_What the task asks_. Transcribe the records that follow, preserving every word.

━━━━━━━━━━━━━━━━

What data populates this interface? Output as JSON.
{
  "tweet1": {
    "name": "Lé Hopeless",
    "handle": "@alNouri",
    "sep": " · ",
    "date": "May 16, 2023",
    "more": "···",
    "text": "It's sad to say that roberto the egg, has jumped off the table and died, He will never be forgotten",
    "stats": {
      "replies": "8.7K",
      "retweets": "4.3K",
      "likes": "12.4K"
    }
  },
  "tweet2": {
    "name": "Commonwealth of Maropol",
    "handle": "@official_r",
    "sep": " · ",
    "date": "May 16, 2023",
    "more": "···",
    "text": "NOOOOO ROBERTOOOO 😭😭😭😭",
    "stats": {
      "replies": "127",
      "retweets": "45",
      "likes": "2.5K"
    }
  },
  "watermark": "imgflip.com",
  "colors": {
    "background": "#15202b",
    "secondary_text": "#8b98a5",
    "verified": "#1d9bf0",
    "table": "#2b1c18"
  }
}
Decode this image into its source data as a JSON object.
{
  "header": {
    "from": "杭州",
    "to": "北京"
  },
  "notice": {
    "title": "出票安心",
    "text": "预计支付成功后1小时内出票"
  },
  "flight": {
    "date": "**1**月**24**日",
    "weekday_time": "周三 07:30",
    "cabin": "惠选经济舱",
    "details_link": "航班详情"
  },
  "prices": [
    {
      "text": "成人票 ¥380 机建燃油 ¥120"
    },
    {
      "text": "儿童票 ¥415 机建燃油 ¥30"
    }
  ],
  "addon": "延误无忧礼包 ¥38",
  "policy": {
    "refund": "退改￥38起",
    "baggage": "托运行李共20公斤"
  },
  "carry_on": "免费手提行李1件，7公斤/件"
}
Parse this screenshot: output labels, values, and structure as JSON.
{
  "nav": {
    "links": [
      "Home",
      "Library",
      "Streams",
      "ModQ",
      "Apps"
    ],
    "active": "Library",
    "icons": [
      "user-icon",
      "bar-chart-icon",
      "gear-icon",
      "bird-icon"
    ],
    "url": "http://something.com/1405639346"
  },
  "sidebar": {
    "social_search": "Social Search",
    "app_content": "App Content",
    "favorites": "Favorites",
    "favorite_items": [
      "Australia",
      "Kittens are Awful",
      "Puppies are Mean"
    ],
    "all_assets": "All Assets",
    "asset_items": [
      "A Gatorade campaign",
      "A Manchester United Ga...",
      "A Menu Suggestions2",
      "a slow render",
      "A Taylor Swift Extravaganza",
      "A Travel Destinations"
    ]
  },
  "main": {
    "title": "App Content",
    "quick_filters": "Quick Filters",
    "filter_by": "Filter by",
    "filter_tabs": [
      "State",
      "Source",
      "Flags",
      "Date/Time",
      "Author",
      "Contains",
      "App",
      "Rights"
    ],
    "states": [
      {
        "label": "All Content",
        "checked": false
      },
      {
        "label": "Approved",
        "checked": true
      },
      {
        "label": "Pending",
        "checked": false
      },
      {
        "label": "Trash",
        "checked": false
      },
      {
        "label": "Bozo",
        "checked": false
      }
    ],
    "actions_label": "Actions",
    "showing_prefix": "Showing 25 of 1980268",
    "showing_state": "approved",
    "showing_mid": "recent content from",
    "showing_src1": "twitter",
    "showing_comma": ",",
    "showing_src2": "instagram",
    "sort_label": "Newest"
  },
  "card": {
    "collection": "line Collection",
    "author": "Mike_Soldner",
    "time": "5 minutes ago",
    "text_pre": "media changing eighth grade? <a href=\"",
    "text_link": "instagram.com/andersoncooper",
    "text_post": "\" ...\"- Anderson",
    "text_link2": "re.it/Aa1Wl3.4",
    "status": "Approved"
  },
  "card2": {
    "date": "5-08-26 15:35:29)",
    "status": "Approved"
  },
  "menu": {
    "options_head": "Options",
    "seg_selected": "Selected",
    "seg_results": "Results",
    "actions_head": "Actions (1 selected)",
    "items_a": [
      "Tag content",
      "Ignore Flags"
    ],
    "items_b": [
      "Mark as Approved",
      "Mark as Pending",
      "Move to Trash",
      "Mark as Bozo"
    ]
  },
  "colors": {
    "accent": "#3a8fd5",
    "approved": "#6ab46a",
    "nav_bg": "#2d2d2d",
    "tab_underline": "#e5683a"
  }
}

━━━━━━━━━━━━━━━━

_Reply to the task_.
What data populates this interface? Output as JSON.
{
  "tweet1": {
    "name": "Lé Hopeless",
    "handle": "@alNouri",
    "sep": " · ",
    "date": "May 16, 2023",
    "more": "···",
    "text": "It's sad to say that roberto the egg, has jumped off the table and died, He will never be forgotten",
    "stats": {
      "replies": "8.7K",
      "retweets": "4.3K",
      "likes": "12.4K"
    }
  },
  "tweet2": {
    "name": "Commonwealth of Maropol",
    "handle": "@official_r",
    "sep": " · ",
    "date": "May 16, 2023",
    "more": "···",
    "text": "NOOOOO ROBERTOOOO 😭😭😭😭",
    "stats": {
      "replies": "127",
      "retweets": "45",
      "likes": "2.5K"
    }
  },
  "watermark": "imgflip.com",
  "colors": {
    "background": "#15202b",
    "secondary_text": "#8b98a5",
    "verified": "#1d9bf0",
    "table": "#2b1c18"
  }
}
Decode this image into its source data as a JSON object.
{
  "header": {
    "from": "杭州",
    "to": "北京"
  },
  "notice": {
    "title": "出票安心",
    "text": "预计支付成功后1小时内出票"
  },
  "flight": {
    "date": "**1**月**24**日",
    "weekday_time": "周三 07:30",
    "cabin": "惠选经济舱",
    "details_link": "航班详情"
  },
  "prices": [
    {
      "text": "成人票 ¥380 机建燃油 ¥120"
    },
    {
      "text": "儿童票 ¥415 机建燃油 ¥30"
    }
  ],
  "addon": "延误无忧礼包 ¥38",
  "policy": {
    "refund": "退改￥38起",
    "baggage": "托运行李共20公斤"
  },
  "carry_on": "免费手提行李1件，7公斤/件"
}
Parse this screenshot: output labels, values, and structure as JSON.
{
  "nav": {
    "links": [
      "Home",
      "Library",
      "Streams",
      "ModQ",
      "Apps"
    ],
    "active": "Library",
    "icons": [
      "user-icon",
      "bar-chart-icon",
      "gear-icon",
      "bird-icon"
    ],
    "url": "http://something.com/1405639346"
  },
  "sidebar": {
    "social_search": "Social Search",
    "app_content": "App Content",
    "favorites": "Favorites",
    "favorite_items": [
      "Australia",
      "Kittens are Awful",
      "Puppies are Mean"
    ],
    "all_assets": "All Assets",
    "asset_items": [
      "A Gatorade campaign",
      "A Manchester United Ga...",
      "A Menu Suggestions2",
      "a slow render",
      "A Taylor Swift Extravaganza",
      "A Travel Destinations"
    ]
  },
  "main": {
    "title": "App Content",
    "quick_filters": "Quick Filters",
    "filter_by": "Filter by",
    "filter_tabs": [
      "State",
      "Source",
      "Flags",
      "Date/Time",
      "Author",
      "Contains",
      "App",
      "Rights"
    ],
    "states": [
      {
        "label": "All Content",
        "checked": false
      },
      {
        "label": "Approved",
        "checked": true
      },
      {
        "label": "Pending",
        "checked": false
      },
      {
        "label": "Trash",
        "checked": false
      },
      {
        "label": "Bozo",
        "checked": false
      }
    ],
    "actions_label": "Actions",
    "showing_prefix": "Showing 25 of 1980268",
    "showing_state": "approved",
    "showing_mid": "recent content from",
    "showing_src1": "twitter",
    "showing_comma": ",",
    "showing_src2": "instagram",
    "sort_label": "Newest"
  },
  "card": {
    "collection": "line Collection",
    "author": "Mike_Soldner",
    "time": "5 minutes ago",
    "text_pre": "media changing eighth grade? <a href=\"",
    "text_link": "instagram.com/andersoncooper",
    "text_post": "\" ...\"- Anderson",
    "text_link2": "re.it/Aa1Wl3.4",
    "status": "Approved"
  },
  "card2": {
    "date": "5-08-26 15:35:29)",
    "status": "Approved"
  },
  "menu": {
    "options_head": "Options",
    "seg_selected": "Selected",
    "seg_results": "Results",
    "actions_head": "Actions (1 selected)",
    "items_a": [
      "Tag content",
      "Ignore Flags"
    ],
    "items_b": [
      "Mark as Approved",
      "Mark as Pending",
      "Move to Trash",
      "Mark as Bozo"
    ]
  },
  "colors": {
    "accent": "#3a8fd5",
    "approved": "#6ab46a",
    "nav_bg": "#2d2d2d",
    "tab_underline": "#e5683a"
  }
}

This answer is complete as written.